**Given instruction**
Copy all lines below exactly as written. Leave pictures out.

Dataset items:
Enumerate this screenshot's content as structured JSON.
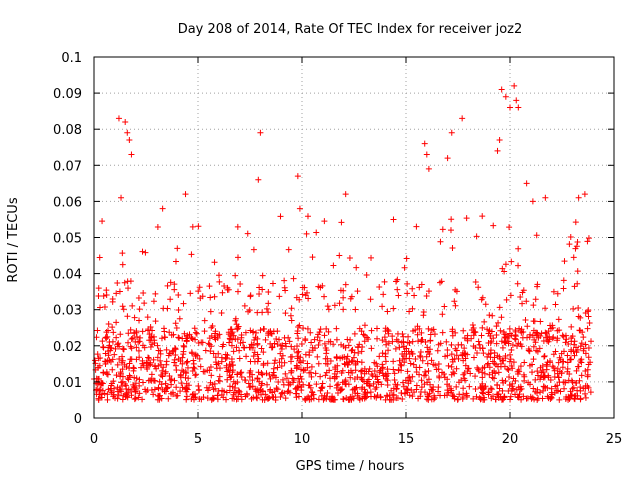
{
  "chart_data": {
    "type": "scatter",
    "title": "Day 208 of 2014, Rate Of TEC Index for receiver joz2",
    "xlabel": "GPS time / hours",
    "ylabel": "ROTI / TECUs",
    "xlim": [
      0,
      25
    ],
    "ylim": [
      0,
      0.1
    ],
    "x_ticks": [
      0,
      5,
      10,
      15,
      20,
      25
    ],
    "y_ticks": [
      0,
      0.01,
      0.02,
      0.03,
      0.04,
      0.05,
      0.06,
      0.07,
      0.08,
      0.09,
      0.1
    ],
    "x_tick_labels": [
      "0",
      "5",
      "10",
      "15",
      "20",
      "25"
    ],
    "y_tick_labels": [
      "0",
      "0.01",
      "0.02",
      "0.03",
      "0.04",
      "0.05",
      "0.06",
      "0.07",
      "0.08",
      "0.09",
      "0.1"
    ],
    "grid": true,
    "marker": "plus",
    "color": "#ff0000",
    "series": [
      {
        "name": "ROTI",
        "x_range": [
          0,
          23.9
        ],
        "typical_range": [
          0.005,
          0.025
        ],
        "highlights": [
          {
            "x": 1.2,
            "y": 0.083
          },
          {
            "x": 1.5,
            "y": 0.082
          },
          {
            "x": 1.6,
            "y": 0.079
          },
          {
            "x": 1.7,
            "y": 0.077
          },
          {
            "x": 1.8,
            "y": 0.073
          },
          {
            "x": 1.3,
            "y": 0.061
          },
          {
            "x": 3.3,
            "y": 0.058
          },
          {
            "x": 4.4,
            "y": 0.062
          },
          {
            "x": 8.0,
            "y": 0.079
          },
          {
            "x": 7.9,
            "y": 0.066
          },
          {
            "x": 9.8,
            "y": 0.067
          },
          {
            "x": 9.9,
            "y": 0.058
          },
          {
            "x": 12.1,
            "y": 0.062
          },
          {
            "x": 15.9,
            "y": 0.076
          },
          {
            "x": 16.0,
            "y": 0.073
          },
          {
            "x": 16.1,
            "y": 0.069
          },
          {
            "x": 17.0,
            "y": 0.072
          },
          {
            "x": 17.2,
            "y": 0.079
          },
          {
            "x": 17.7,
            "y": 0.083
          },
          {
            "x": 19.6,
            "y": 0.091
          },
          {
            "x": 19.8,
            "y": 0.089
          },
          {
            "x": 20.0,
            "y": 0.086
          },
          {
            "x": 20.2,
            "y": 0.092
          },
          {
            "x": 20.3,
            "y": 0.088
          },
          {
            "x": 20.4,
            "y": 0.086
          },
          {
            "x": 19.5,
            "y": 0.077
          },
          {
            "x": 19.4,
            "y": 0.074
          },
          {
            "x": 20.8,
            "y": 0.065
          },
          {
            "x": 21.1,
            "y": 0.06
          },
          {
            "x": 21.7,
            "y": 0.061
          },
          {
            "x": 23.3,
            "y": 0.061
          },
          {
            "x": 23.6,
            "y": 0.062
          },
          {
            "x": 15.5,
            "y": 0.053
          }
        ]
      }
    ]
  }
}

**Answer for this exercise**
Enumerate this screenshot's content as structured JSON.
{
  "chart_data": {
    "type": "scatter",
    "title": "Day 208 of 2014, Rate Of TEC Index for receiver joz2",
    "xlabel": "GPS time / hours",
    "ylabel": "ROTI / TECUs",
    "xlim": [
      0,
      25
    ],
    "ylim": [
      0,
      0.1
    ],
    "x_ticks": [
      0,
      5,
      10,
      15,
      20,
      25
    ],
    "y_ticks": [
      0,
      0.01,
      0.02,
      0.03,
      0.04,
      0.05,
      0.06,
      0.07,
      0.08,
      0.09,
      0.1
    ],
    "x_tick_labels": [
      "0",
      "5",
      "10",
      "15",
      "20",
      "25"
    ],
    "y_tick_labels": [
      "0",
      "0.01",
      "0.02",
      "0.03",
      "0.04",
      "0.05",
      "0.06",
      "0.07",
      "0.08",
      "0.09",
      "0.1"
    ],
    "grid": true,
    "marker": "plus",
    "color": "#ff0000",
    "series": [
      {
        "name": "ROTI",
        "x_range": [
          0,
          23.9
        ],
        "typical_range": [
          0.005,
          0.025
        ],
        "highlights": [
          {
            "x": 1.2,
            "y": 0.083
          },
          {
            "x": 1.5,
            "y": 0.082
          },
          {
            "x": 1.6,
            "y": 0.079
          },
          {
            "x": 1.7,
            "y": 0.077
          },
          {
            "x": 1.8,
            "y": 0.073
          },
          {
            "x": 1.3,
            "y": 0.061
          },
          {
            "x": 3.3,
            "y": 0.058
          },
          {
            "x": 4.4,
            "y": 0.062
          },
          {
            "x": 8.0,
            "y": 0.079
          },
          {
            "x": 7.9,
            "y": 0.066
          },
          {
            "x": 9.8,
            "y": 0.067
          },
          {
            "x": 9.9,
            "y": 0.058
          },
          {
            "x": 12.1,
            "y": 0.062
          },
          {
            "x": 15.9,
            "y": 0.076
          },
          {
            "x": 16.0,
            "y": 0.073
          },
          {
            "x": 16.1,
            "y": 0.069
          },
          {
            "x": 17.0,
            "y": 0.072
          },
          {
            "x": 17.2,
            "y": 0.079
          },
          {
            "x": 17.7,
            "y": 0.083
          },
          {
            "x": 19.6,
            "y": 0.091
          },
          {
            "x": 19.8,
            "y": 0.089
          },
          {
            "x": 20.0,
            "y": 0.086
          },
          {
            "x": 20.2,
            "y": 0.092
          },
          {
            "x": 20.3,
            "y": 0.088
          },
          {
            "x": 20.4,
            "y": 0.086
          },
          {
            "x": 19.5,
            "y": 0.077
          },
          {
            "x": 19.4,
            "y": 0.074
          },
          {
            "x": 20.8,
            "y": 0.065
          },
          {
            "x": 21.1,
            "y": 0.06
          },
          {
            "x": 21.7,
            "y": 0.061
          },
          {
            "x": 23.3,
            "y": 0.061
          },
          {
            "x": 23.6,
            "y": 0.062
          },
          {
            "x": 15.5,
            "y": 0.053
          }
        ]
      }
    ]
  }
}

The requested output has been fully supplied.